Saved entries:
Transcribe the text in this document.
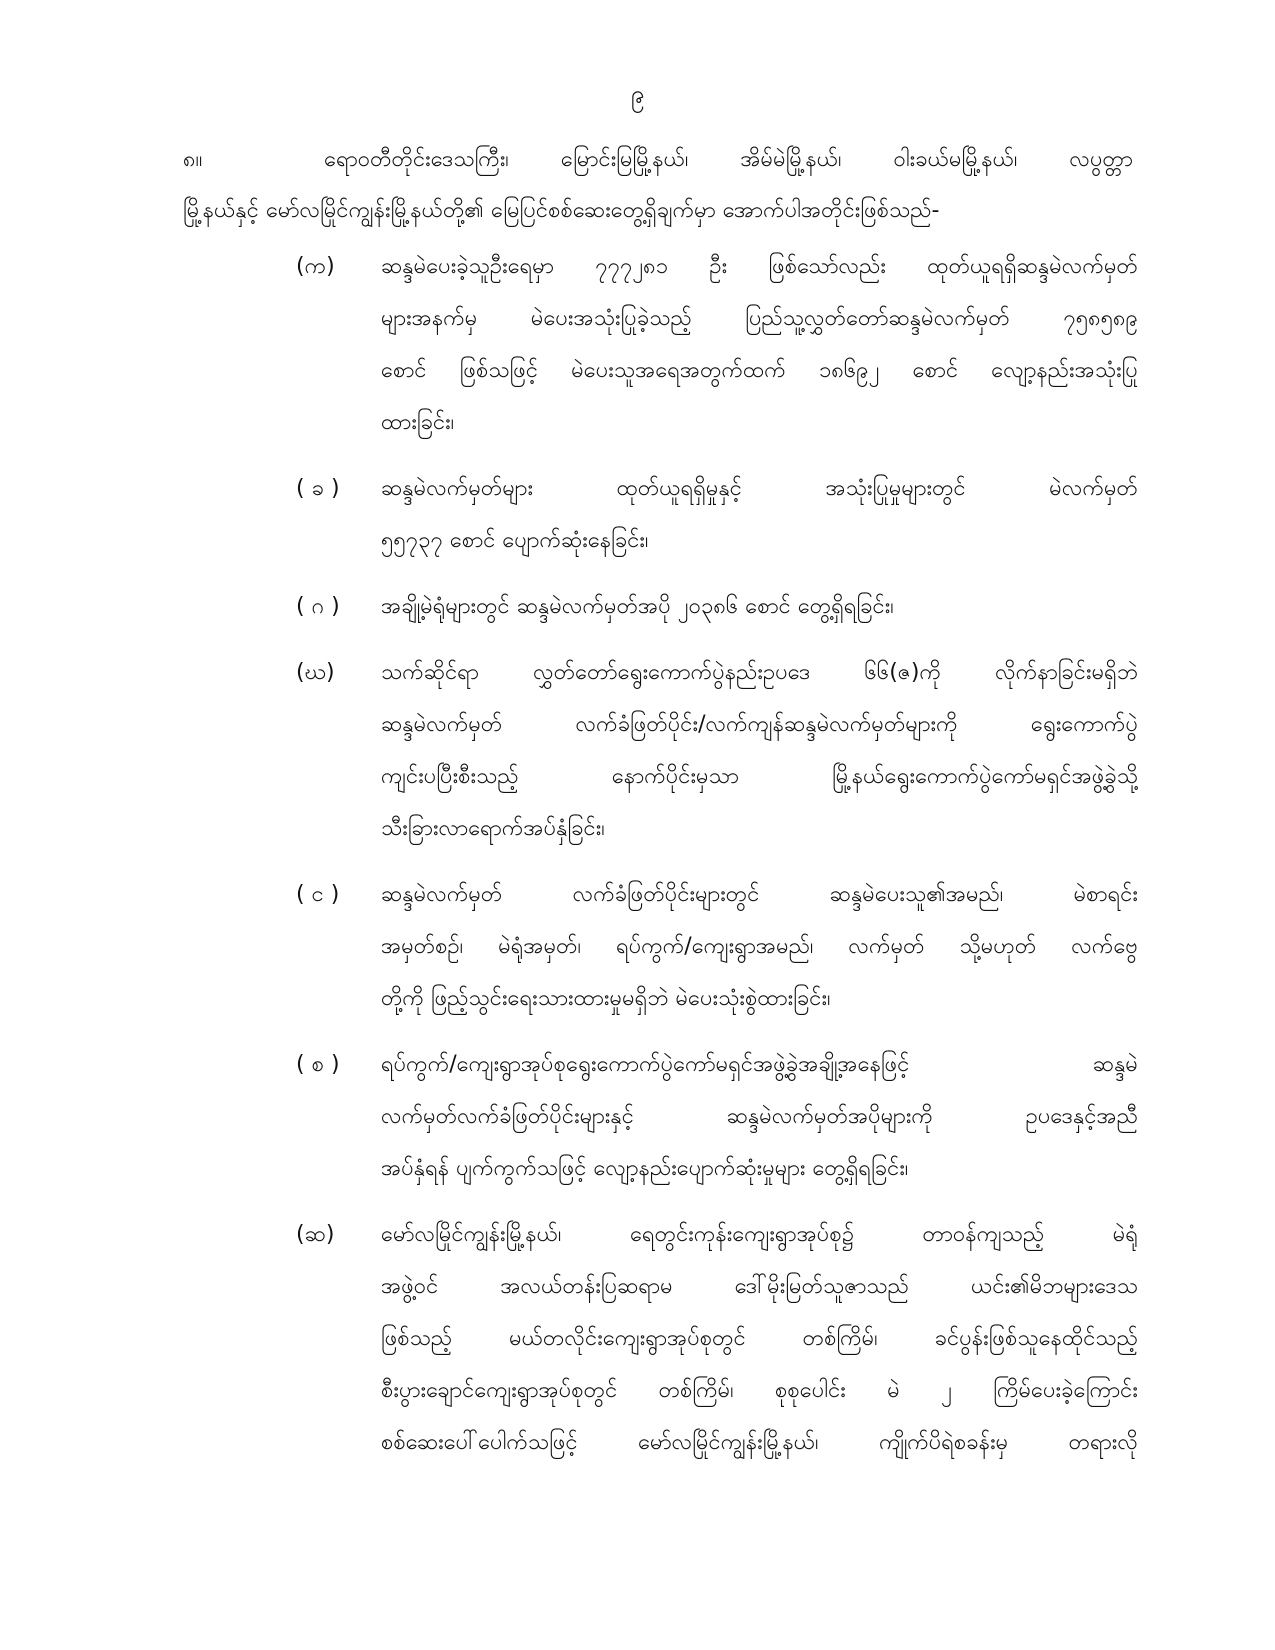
၉
၈။	ရောဝတီတိုင်းဒေသကြီး၊ မြောင်းမြမြို့နယ်၊ အိမ်မဲမြို့နယ်၊ ဝါးခယ်မမြို့နယ်၊ လပွတ္တာ
မြို့နယ်နှင့် မော်လမြိုင်ကျွန်းမြို့နယ်တို့၏ မြေပြင်စစ်ဆေးတွေ့ရှိချက်မှာ အောက်ပါအတိုင်းဖြစ်သည်-
(က)	ဆန္ဒမဲပေးခဲ့သူဦးရေမှာ ၇၇၇၂၈၁ ဦး ဖြစ်သော်လည်း ထုတ်ယူရရှိဆန္ဒမဲလက်မှတ်
များအနက်မှ မဲပေးအသုံးပြုခဲ့သည့် ပြည်သူ့လွှတ်တော်ဆန္ဒမဲလက်မှတ် ၇၅၈၅၈၉
စောင် ဖြစ်သဖြင့် မဲပေးသူအရေအတွက်ထက် ၁၈၆၉၂ စောင် လျော့နည်းအသုံးပြု
ထားခြင်း၊
( ခ )	ဆန္ဒမဲလက်မှတ်များ	ထုတ်ယူရရှိမှုနှင့်	အသုံးပြုမှုများတွင်	မဲလက်မှတ်
၅၅၇၃၇ စောင် ပျောက်ဆုံးနေခြင်း၊
( ဂ )	အချို့မဲရုံများတွင် ဆန္ဒမဲလက်မှတ်အပို ၂၀၃၈၆ စောင် တွေ့ရှိရခြင်း၊
(ဃ)	သက်ဆိုင်ရာ လွှတ်တော်ရွေးကောက်ပွဲနည်းဥပဒေ ၆၆(ဇ)ကို လိုက်နာခြင်းမရှိဘဲ
ဆန္ဒမဲလက်မှတ်	လက်ခံဖြတ်ပိုင်း/လက်ကျန်ဆန္ဒမဲလက်မှတ်များကို	ရွေးကောက်ပွဲ
ကျင်းပပြီးစီးသည့်	နောက်ပိုင်းမှသာ	မြို့နယ်ရွေးကောက်ပွဲကော်မရှင်အဖွဲ့ခွဲသို့
သီးခြားလာရောက်အပ်နှံခြင်း၊
( င )	ဆန္ဒမဲလက်မှတ်	လက်ခံဖြတ်ပိုင်းများတွင်	ဆန္ဒမဲပေးသူ၏အမည်၊	မဲစာရင်း
အမှတ်စဉ်၊ မဲရုံအမှတ်၊ ရပ်ကွက်/ကျေးရွာအမည်၊ လက်မှတ် သို့မဟုတ် လက်ဗွေ
တို့ကို ဖြည့်သွင်းရေးသားထားမှုမရှိဘဲ မဲပေးသုံးစွဲထားခြင်း၊
( စ )	ရပ်ကွက်/ကျေးရွာအုပ်စုရွေးကောက်ပွဲကော်မရှင်အဖွဲ့ခွဲအချို့အနေဖြင့်	ဆန္ဒမဲ
လက်မှတ်လက်ခံဖြတ်ပိုင်းများနှင့်	ဆန္ဒမဲလက်မှတ်အပိုများကို	ဥပဒေနှင့်အညီ
အပ်နှံရန် ပျက်ကွက်သဖြင့် လျော့နည်းပျောက်ဆုံးမှုများ တွေ့ရှိရခြင်း၊
(ဆ)	မော်လမြိုင်ကျွန်းမြို့နယ်၊	ရေတွင်းကုန်းကျေးရွာအုပ်စု၌	တာဝန်ကျသည့်	မဲရုံ
အဖွဲ့ဝင်	အလယ်တန်းပြဆရာမ	ဒေါ်မိုးမြတ်သူဇာသည်	ယင်း၏မိဘများဒေသ
ဖြစ်သည့်	မယ်တလိုင်းကျေးရွာအုပ်စုတွင်	တစ်ကြိမ်၊	ခင်ပွန်းဖြစ်သူနေထိုင်သည့်
စီးပွားချောင်ကျေးရွာအုပ်စုတွင် တစ်ကြိမ်၊ စုစုပေါင်း မဲ ၂ ကြိမ်ပေးခဲ့ကြောင်း
စစ်ဆေးပေါ်ပေါက်သဖြင့်	မော်လမြိုင်ကျွန်းမြို့နယ်၊	ကျိုက်ပိရဲစခန်းမှ	တရားလို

Direction = Return all the entries word for word, but omit any pictures they contain.

Answer for this exercise =
Transcribe the text in this document.
၉
၈။	ရောဝတီတိုင်းဒေသကြီး၊ မြောင်းမြမြို့နယ်၊ အိမ်မဲမြို့နယ်၊ ဝါးခယ်မမြို့နယ်၊ လပွတ္တာ
မြို့နယ်နှင့် မော်လမြိုင်ကျွန်းမြို့နယ်တို့၏ မြေပြင်စစ်ဆေးတွေ့ရှိချက်မှာ အောက်ပါအတိုင်းဖြစ်သည်-
(က)	ဆန္ဒမဲပေးခဲ့သူဦးရေမှာ ၇၇၇၂၈၁ ဦး ဖြစ်သော်လည်း ထုတ်ယူရရှိဆန္ဒမဲလက်မှတ်
များအနက်မှ မဲပေးအသုံးပြုခဲ့သည့် ပြည်သူ့လွှတ်တော်ဆန္ဒမဲလက်မှတ် ၇၅၈၅၈၉
စောင် ဖြစ်သဖြင့် မဲပေးသူအရေအတွက်ထက် ၁၈၆၉၂ စောင် လျော့နည်းအသုံးပြု
ထားခြင်း၊
( ခ )	ဆန္ဒမဲလက်မှတ်များ	ထုတ်ယူရရှိမှုနှင့်	အသုံးပြုမှုများတွင်	မဲလက်မှတ်
၅၅၇၃၇ စောင် ပျောက်ဆုံးနေခြင်း၊
( ဂ )	အချို့မဲရုံများတွင် ဆန္ဒမဲလက်မှတ်အပို ၂၀၃၈၆ စောင် တွေ့ရှိရခြင်း၊
(ဃ)	သက်ဆိုင်ရာ လွှတ်တော်ရွေးကောက်ပွဲနည်းဥပဒေ ၆၆(ဇ)ကို လိုက်နာခြင်းမရှိဘဲ
ဆန္ဒမဲလက်မှတ်	လက်ခံဖြတ်ပိုင်း/လက်ကျန်ဆန္ဒမဲလက်မှတ်များကို	ရွေးကောက်ပွဲ
ကျင်းပပြီးစီးသည့်	နောက်ပိုင်းမှသာ	မြို့နယ်ရွေးကောက်ပွဲကော်မရှင်အဖွဲ့ခွဲသို့
သီးခြားလာရောက်အပ်နှံခြင်း၊
( င )	ဆန္ဒမဲလက်မှတ်	လက်ခံဖြတ်ပိုင်းများတွင်	ဆန္ဒမဲပေးသူ၏အမည်၊	မဲစာရင်း
အမှတ်စဉ်၊ မဲရုံအမှတ်၊ ရပ်ကွက်/ကျေးရွာအမည်၊ လက်မှတ် သို့မဟုတ် လက်ဗွေ
တို့ကို ဖြည့်သွင်းရေးသားထားမှုမရှိဘဲ မဲပေးသုံးစွဲထားခြင်း၊
( စ )	ရပ်ကွက်/ကျေးရွာအုပ်စုရွေးကောက်ပွဲကော်မရှင်အဖွဲ့ခွဲအချို့အနေဖြင့်	ဆန္ဒမဲ
လက်မှတ်လက်ခံဖြတ်ပိုင်းများနှင့်	ဆန္ဒမဲလက်မှတ်အပိုများကို	ဥပဒေနှင့်အညီ
အပ်နှံရန် ပျက်ကွက်သဖြင့် လျော့နည်းပျောက်ဆုံးမှုများ တွေ့ရှိရခြင်း၊
(ဆ)	မော်လမြိုင်ကျွန်းမြို့နယ်၊	ရေတွင်းကုန်းကျေးရွာအုပ်စု၌	တာဝန်ကျသည့်	မဲရုံ
အဖွဲ့ဝင်	အလယ်တန်းပြဆရာမ	ဒေါ်မိုးမြတ်သူဇာသည်	ယင်း၏မိဘများဒေသ
ဖြစ်သည့်	မယ်တလိုင်းကျေးရွာအုပ်စုတွင်	တစ်ကြိမ်၊	ခင်ပွန်းဖြစ်သူနေထိုင်သည့်
စီးပွားချောင်ကျေးရွာအုပ်စုတွင် တစ်ကြိမ်၊ စုစုပေါင်း မဲ ၂ ကြိမ်ပေးခဲ့ကြောင်း
စစ်ဆေးပေါ်ပေါက်သဖြင့်	မော်လမြိုင်ကျွန်းမြို့နယ်၊	ကျိုက်ပိရဲစခန်းမှ	တရားလို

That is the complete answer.